Stored records
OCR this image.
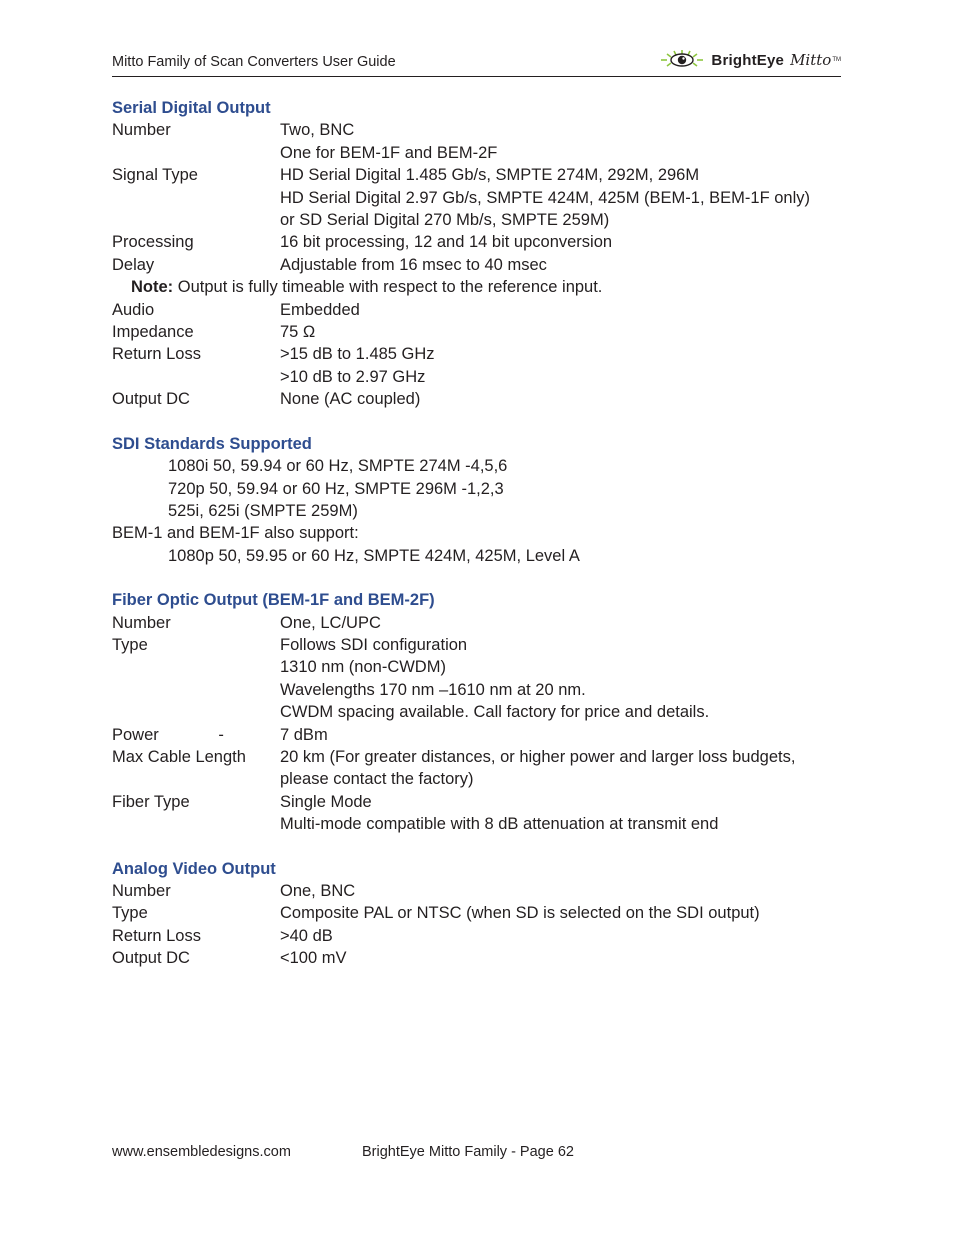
Mitto Family of Scan Converters User Guide	BrightEye Mitto TM
Serial Digital Output
Number	Two, BNC
One for BEM-1F and BEM-2F
Signal Type	HD Serial Digital 1.485 Gb/s, SMPTE 274M, 292M, 296M
HD Serial Digital 2.97 Gb/s, SMPTE 424M, 425M (BEM-1, BEM-1F only)
or SD Serial Digital 270 Mb/s, SMPTE 259M)
Processing	16 bit processing, 12 and 14 bit upconversion
Delay	Adjustable from 16 msec to 40 msec
Note: Output is fully timeable with respect to the reference input.
Audio	Embedded
Impedance	75 Ω
Return Loss	>15 dB to 1.485 GHz
>10 dB to 2.97 GHz
Output DC	None (AC coupled)
SDI Standards Supported
1080i 50, 59.94 or 60 Hz, SMPTE 274M -4,5,6
720p 50, 59.94 or 60 Hz, SMPTE 296M -1,2,3
525i, 625i (SMPTE 259M)
BEM-1 and BEM-1F also support:
1080p 50, 59.95 or 60 Hz, SMPTE 424M, 425M, Level A
Fiber Optic Output (BEM-1F and BEM-2F)
Number	One, LC/UPC
Type	Follows SDI configuration
1310 nm (non-CWDM)
Wavelengths 170 nm –1610 nm at 20 nm.
CWDM spacing available. Call factory for price and details.
Power             -	7 dBm
Max Cable Length	20 km (For greater distances, or higher power and larger loss budgets,
please contact the factory)
Fiber Type	Single Mode
Multi-mode compatible with 8 dB attenuation at transmit end
Analog Video Output
Number	One, BNC
Type	Composite PAL or NTSC (when SD is selected on the SDI output)
Return Loss	>40 dB
Output DC	<100 mV
www.ensembledesigns.com	BrightEye Mitto Family - Page 62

WORK TO BE COMPLETED ▸ A faithful copy of the records above is needed, with the pictures left out.

EXERCISE OUTPUT ▸
OCR this image.
Mitto Family of Scan Converters User Guide	BrightEye Mitto TM
Serial Digital Output
Number	Two, BNC
One for BEM-1F and BEM-2F
Signal Type	HD Serial Digital 1.485 Gb/s, SMPTE 274M, 292M, 296M
HD Serial Digital 2.97 Gb/s, SMPTE 424M, 425M (BEM-1, BEM-1F only)
or SD Serial Digital 270 Mb/s, SMPTE 259M)
Processing	16 bit processing, 12 and 14 bit upconversion
Delay	Adjustable from 16 msec to 40 msec
Note: Output is fully timeable with respect to the reference input.
Audio	Embedded
Impedance	75 Ω
Return Loss	>15 dB to 1.485 GHz
>10 dB to 2.97 GHz
Output DC	None (AC coupled)
SDI Standards Supported
1080i 50, 59.94 or 60 Hz, SMPTE 274M -4,5,6
720p 50, 59.94 or 60 Hz, SMPTE 296M -1,2,3
525i, 625i (SMPTE 259M)
BEM-1 and BEM-1F also support:
1080p 50, 59.95 or 60 Hz, SMPTE 424M, 425M, Level A
Fiber Optic Output (BEM-1F and BEM-2F)
Number	One, LC/UPC
Type	Follows SDI configuration
1310 nm (non-CWDM)
Wavelengths 170 nm –1610 nm at 20 nm.
CWDM spacing available. Call factory for price and details.
Power             -	7 dBm
Max Cable Length	20 km (For greater distances, or higher power and larger loss budgets,
please contact the factory)
Fiber Type	Single Mode
Multi-mode compatible with 8 dB attenuation at transmit end
Analog Video Output
Number	One, BNC
Type	Composite PAL or NTSC (when SD is selected on the SDI output)
Return Loss	>40 dB
Output DC	<100 mV
www.ensembledesigns.com	BrightEye Mitto Family - Page 62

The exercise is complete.